Task> Copy out the data below verbatim.
** start Data lines **
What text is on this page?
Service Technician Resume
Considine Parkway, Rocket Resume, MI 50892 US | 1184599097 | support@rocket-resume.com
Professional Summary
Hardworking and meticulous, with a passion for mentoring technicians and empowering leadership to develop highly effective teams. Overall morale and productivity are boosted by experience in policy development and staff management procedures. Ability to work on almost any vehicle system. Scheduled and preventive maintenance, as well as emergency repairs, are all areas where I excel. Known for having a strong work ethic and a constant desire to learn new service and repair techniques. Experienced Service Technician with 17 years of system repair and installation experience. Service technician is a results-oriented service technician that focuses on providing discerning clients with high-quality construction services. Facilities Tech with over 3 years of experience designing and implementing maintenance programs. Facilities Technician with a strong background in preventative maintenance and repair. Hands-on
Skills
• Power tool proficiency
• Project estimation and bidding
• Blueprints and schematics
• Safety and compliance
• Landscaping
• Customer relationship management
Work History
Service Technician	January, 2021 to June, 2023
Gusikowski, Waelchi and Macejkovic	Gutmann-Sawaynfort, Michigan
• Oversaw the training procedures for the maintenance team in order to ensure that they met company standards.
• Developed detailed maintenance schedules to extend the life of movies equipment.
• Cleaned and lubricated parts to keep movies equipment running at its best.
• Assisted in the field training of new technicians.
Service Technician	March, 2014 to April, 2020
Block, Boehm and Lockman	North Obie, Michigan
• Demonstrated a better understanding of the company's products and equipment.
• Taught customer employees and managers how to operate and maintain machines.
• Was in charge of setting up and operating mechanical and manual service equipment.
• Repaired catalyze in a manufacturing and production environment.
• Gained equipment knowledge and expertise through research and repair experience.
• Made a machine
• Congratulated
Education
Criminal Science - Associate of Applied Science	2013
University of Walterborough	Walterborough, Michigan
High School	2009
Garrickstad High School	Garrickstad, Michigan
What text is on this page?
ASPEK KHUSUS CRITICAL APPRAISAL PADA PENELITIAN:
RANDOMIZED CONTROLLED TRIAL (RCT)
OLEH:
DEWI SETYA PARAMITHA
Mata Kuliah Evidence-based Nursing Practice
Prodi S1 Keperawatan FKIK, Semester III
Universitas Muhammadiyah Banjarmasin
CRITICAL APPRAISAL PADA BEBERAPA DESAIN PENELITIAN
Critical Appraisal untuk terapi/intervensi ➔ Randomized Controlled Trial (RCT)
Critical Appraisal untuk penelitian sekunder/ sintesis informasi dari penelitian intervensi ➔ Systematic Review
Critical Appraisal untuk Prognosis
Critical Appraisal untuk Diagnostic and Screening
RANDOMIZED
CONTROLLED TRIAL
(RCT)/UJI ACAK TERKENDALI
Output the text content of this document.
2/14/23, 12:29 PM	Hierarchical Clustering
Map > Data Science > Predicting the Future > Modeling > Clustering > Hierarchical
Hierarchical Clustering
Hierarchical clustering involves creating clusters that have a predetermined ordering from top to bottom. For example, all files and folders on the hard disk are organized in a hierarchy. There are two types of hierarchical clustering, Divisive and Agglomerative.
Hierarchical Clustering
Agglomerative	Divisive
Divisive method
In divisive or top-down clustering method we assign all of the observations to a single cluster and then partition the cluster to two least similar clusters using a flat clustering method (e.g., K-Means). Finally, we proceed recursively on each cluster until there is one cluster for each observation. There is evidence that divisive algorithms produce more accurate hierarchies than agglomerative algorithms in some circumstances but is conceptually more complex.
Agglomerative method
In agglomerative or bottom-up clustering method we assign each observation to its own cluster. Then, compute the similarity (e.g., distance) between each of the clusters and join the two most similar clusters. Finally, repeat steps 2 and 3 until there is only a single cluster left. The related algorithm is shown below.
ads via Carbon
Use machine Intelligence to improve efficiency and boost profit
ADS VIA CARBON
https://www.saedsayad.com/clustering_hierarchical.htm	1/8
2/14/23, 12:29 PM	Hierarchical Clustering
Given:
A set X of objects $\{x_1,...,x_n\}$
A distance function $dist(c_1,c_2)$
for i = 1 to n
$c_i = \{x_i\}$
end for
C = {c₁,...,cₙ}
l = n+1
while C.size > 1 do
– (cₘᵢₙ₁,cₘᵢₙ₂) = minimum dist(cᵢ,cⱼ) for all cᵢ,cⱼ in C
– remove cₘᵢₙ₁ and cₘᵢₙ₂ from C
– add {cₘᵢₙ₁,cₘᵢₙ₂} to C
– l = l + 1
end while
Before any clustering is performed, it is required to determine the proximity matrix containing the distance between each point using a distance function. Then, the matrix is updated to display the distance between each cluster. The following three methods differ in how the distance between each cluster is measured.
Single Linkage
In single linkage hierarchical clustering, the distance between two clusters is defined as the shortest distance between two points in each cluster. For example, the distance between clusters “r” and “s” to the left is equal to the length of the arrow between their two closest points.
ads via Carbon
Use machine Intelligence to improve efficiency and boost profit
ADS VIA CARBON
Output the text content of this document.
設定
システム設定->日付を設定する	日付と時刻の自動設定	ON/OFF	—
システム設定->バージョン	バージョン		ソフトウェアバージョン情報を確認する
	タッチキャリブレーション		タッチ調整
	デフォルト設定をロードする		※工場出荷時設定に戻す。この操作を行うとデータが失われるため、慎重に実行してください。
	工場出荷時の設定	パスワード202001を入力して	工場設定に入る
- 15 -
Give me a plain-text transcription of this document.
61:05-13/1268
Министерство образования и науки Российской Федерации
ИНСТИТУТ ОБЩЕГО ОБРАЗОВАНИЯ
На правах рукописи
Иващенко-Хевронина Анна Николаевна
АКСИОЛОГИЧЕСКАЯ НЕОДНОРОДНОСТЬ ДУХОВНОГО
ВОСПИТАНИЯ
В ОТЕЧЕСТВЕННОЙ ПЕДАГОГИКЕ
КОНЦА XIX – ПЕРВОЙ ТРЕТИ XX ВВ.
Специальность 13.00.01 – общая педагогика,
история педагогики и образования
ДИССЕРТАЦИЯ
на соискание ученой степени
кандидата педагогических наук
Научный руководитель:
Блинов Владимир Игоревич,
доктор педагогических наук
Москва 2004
** end Data lines **
Result for this task>
What text is on this page?
Service Technician Resume
Considine Parkway, Rocket Resume, MI 50892 US | 1184599097 | support@rocket-resume.com
Professional Summary
Hardworking and meticulous, with a passion for mentoring technicians and empowering leadership to develop highly effective teams. Overall morale and productivity are boosted by experience in policy development and staff management procedures. Ability to work on almost any vehicle system. Scheduled and preventive maintenance, as well as emergency repairs, are all areas where I excel. Known for having a strong work ethic and a constant desire to learn new service and repair techniques. Experienced Service Technician with 17 years of system repair and installation experience. Service technician is a results-oriented service technician that focuses on providing discerning clients with high-quality construction services. Facilities Tech with over 3 years of experience designing and implementing maintenance programs. Facilities Technician with a strong background in preventative maintenance and repair. Hands-on
Skills
• Power tool proficiency
• Project estimation and bidding
• Blueprints and schematics
• Safety and compliance
• Landscaping
• Customer relationship management
Work History
Service Technician	January, 2021 to June, 2023
Gusikowski, Waelchi and Macejkovic	Gutmann-Sawaynfort, Michigan
• Oversaw the training procedures for the maintenance team in order to ensure that they met company standards.
• Developed detailed maintenance schedules to extend the life of movies equipment.
• Cleaned and lubricated parts to keep movies equipment running at its best.
• Assisted in the field training of new technicians.
Service Technician	March, 2014 to April, 2020
Block, Boehm and Lockman	North Obie, Michigan
• Demonstrated a better understanding of the company's products and equipment.
• Taught customer employees and managers how to operate and maintain machines.
• Was in charge of setting up and operating mechanical and manual service equipment.
• Repaired catalyze in a manufacturing and production environment.
• Gained equipment knowledge and expertise through research and repair experience.
• Made a machine
• Congratulated
Education
Criminal Science - Associate of Applied Science	2013
University of Walterborough	Walterborough, Michigan
High School	2009
Garrickstad High School	Garrickstad, Michigan
What text is on this page?
ASPEK KHUSUS CRITICAL APPRAISAL PADA PENELITIAN:
RANDOMIZED CONTROLLED TRIAL (RCT)
OLEH:
DEWI SETYA PARAMITHA
Mata Kuliah Evidence-based Nursing Practice
Prodi S1 Keperawatan FKIK, Semester III
Universitas Muhammadiyah Banjarmasin
CRITICAL APPRAISAL PADA BEBERAPA DESAIN PENELITIAN
Critical Appraisal untuk terapi/intervensi ➔ Randomized Controlled Trial (RCT)
Critical Appraisal untuk penelitian sekunder/ sintesis informasi dari penelitian intervensi ➔ Systematic Review
Critical Appraisal untuk Prognosis
Critical Appraisal untuk Diagnostic and Screening
RANDOMIZED
CONTROLLED TRIAL
(RCT)/UJI ACAK TERKENDALI
Output the text content of this document.
2/14/23, 12:29 PM	Hierarchical Clustering
Map > Data Science > Predicting the Future > Modeling > Clustering > Hierarchical
Hierarchical Clustering
Hierarchical clustering involves creating clusters that have a predetermined ordering from top to bottom. For example, all files and folders on the hard disk are organized in a hierarchy. There are two types of hierarchical clustering, Divisive and Agglomerative.
Hierarchical Clustering
Agglomerative	Divisive
Divisive method
In divisive or top-down clustering method we assign all of the observations to a single cluster and then partition the cluster to two least similar clusters using a flat clustering method (e.g., K-Means). Finally, we proceed recursively on each cluster until there is one cluster for each observation. There is evidence that divisive algorithms produce more accurate hierarchies than agglomerative algorithms in some circumstances but is conceptually more complex.
Agglomerative method
In agglomerative or bottom-up clustering method we assign each observation to its own cluster. Then, compute the similarity (e.g., distance) between each of the clusters and join the two most similar clusters. Finally, repeat steps 2 and 3 until there is only a single cluster left. The related algorithm is shown below.
ads via Carbon
Use machine Intelligence to improve efficiency and boost profit
ADS VIA CARBON
https://www.saedsayad.com/clustering_hierarchical.htm	1/8
2/14/23, 12:29 PM	Hierarchical Clustering
Given:
A set X of objects $\{x_1,...,x_n\}$
A distance function $dist(c_1,c_2)$
for i = 1 to n
$c_i = \{x_i\}$
end for
C = {c₁,...,cₙ}
l = n+1
while C.size > 1 do
– (cₘᵢₙ₁,cₘᵢₙ₂) = minimum dist(cᵢ,cⱼ) for all cᵢ,cⱼ in C
– remove cₘᵢₙ₁ and cₘᵢₙ₂ from C
– add {cₘᵢₙ₁,cₘᵢₙ₂} to C
– l = l + 1
end while
Before any clustering is performed, it is required to determine the proximity matrix containing the distance between each point using a distance function. Then, the matrix is updated to display the distance between each cluster. The following three methods differ in how the distance between each cluster is measured.
Single Linkage
In single linkage hierarchical clustering, the distance between two clusters is defined as the shortest distance between two points in each cluster. For example, the distance between clusters “r” and “s” to the left is equal to the length of the arrow between their two closest points.
ads via Carbon
Use machine Intelligence to improve efficiency and boost profit
ADS VIA CARBON
Output the text content of this document.
設定
システム設定->日付を設定する	日付と時刻の自動設定	ON/OFF	—
システム設定->バージョン	バージョン		ソフトウェアバージョン情報を確認する
	タッチキャリブレーション		タッチ調整
	デフォルト設定をロードする		※工場出荷時設定に戻す。この操作を行うとデータが失われるため、慎重に実行してください。
	工場出荷時の設定	パスワード202001を入力して	工場設定に入る
- 15 -
Give me a plain-text transcription of this document.
61:05-13/1268
Министерство образования и науки Российской Федерации
ИНСТИТУТ ОБЩЕГО ОБРАЗОВАНИЯ
На правах рукописи
Иващенко-Хевронина Анна Николаевна
АКСИОЛОГИЧЕСКАЯ НЕОДНОРОДНОСТЬ ДУХОВНОГО
ВОСПИТАНИЯ
В ОТЕЧЕСТВЕННОЙ ПЕДАГОГИКЕ
КОНЦА XIX – ПЕРВОЙ ТРЕТИ XX ВВ.
Специальность 13.00.01 – общая педагогика,
история педагогики и образования
ДИССЕРТАЦИЯ
на соискание ученой степени
кандидата педагогических наук
Научный руководитель:
Блинов Владимир Игоревич,
доктор педагогических наук
Москва 2004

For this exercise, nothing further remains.